*Supplied material*:
____________

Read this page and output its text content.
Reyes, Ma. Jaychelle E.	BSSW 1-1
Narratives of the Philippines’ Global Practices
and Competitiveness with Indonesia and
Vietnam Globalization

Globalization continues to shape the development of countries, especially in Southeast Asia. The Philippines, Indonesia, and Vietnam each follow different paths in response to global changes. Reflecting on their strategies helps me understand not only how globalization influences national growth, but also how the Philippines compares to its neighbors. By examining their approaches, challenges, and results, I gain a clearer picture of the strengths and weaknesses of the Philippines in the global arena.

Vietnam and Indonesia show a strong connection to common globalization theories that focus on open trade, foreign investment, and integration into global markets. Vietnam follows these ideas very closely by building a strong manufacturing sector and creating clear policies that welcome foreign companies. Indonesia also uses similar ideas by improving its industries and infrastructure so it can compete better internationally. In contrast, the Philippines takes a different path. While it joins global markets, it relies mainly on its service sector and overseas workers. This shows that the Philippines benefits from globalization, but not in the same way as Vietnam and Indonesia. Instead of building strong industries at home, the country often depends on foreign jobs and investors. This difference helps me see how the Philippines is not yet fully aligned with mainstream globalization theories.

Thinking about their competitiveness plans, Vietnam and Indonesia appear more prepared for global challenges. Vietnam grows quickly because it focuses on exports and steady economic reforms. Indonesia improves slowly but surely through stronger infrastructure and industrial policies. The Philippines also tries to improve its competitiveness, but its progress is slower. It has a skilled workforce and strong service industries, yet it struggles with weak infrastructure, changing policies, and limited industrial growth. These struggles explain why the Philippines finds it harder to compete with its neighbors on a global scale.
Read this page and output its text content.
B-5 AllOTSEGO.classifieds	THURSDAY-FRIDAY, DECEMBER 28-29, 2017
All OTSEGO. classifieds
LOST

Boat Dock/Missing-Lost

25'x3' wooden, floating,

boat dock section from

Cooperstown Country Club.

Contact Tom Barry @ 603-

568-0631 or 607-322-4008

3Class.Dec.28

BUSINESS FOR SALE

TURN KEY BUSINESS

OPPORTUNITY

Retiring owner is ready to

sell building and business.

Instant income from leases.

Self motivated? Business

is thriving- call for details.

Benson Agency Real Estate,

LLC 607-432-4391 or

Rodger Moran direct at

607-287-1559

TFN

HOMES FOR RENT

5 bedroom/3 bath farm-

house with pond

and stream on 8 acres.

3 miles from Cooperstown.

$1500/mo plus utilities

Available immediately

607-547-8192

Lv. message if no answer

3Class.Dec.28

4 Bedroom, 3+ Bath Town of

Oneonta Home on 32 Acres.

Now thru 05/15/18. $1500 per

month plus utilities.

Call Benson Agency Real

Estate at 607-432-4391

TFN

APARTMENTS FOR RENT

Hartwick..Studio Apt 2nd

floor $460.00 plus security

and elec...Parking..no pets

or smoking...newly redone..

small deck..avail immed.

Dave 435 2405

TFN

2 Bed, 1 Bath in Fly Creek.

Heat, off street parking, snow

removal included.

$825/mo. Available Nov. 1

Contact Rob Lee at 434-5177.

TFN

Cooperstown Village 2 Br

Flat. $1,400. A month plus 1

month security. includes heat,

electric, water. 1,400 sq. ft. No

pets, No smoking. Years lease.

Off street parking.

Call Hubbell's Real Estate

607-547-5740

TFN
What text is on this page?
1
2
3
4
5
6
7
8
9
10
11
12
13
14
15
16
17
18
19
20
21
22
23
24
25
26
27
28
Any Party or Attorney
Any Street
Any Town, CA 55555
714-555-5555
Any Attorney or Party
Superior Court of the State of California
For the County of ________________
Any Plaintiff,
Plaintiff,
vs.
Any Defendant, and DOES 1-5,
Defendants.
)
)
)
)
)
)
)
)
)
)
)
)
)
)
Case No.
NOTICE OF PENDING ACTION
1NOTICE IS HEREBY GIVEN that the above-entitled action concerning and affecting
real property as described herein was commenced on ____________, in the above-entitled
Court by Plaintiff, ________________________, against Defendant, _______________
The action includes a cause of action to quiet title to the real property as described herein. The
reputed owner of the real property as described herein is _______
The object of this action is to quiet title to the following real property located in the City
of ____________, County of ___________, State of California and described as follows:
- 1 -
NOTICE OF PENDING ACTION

____________

*What is required*:
Each line above that includes "pets" should be shown.

*Solution to this problem*:
and elec...Parking..no pets
pets, No smoking. Years lease.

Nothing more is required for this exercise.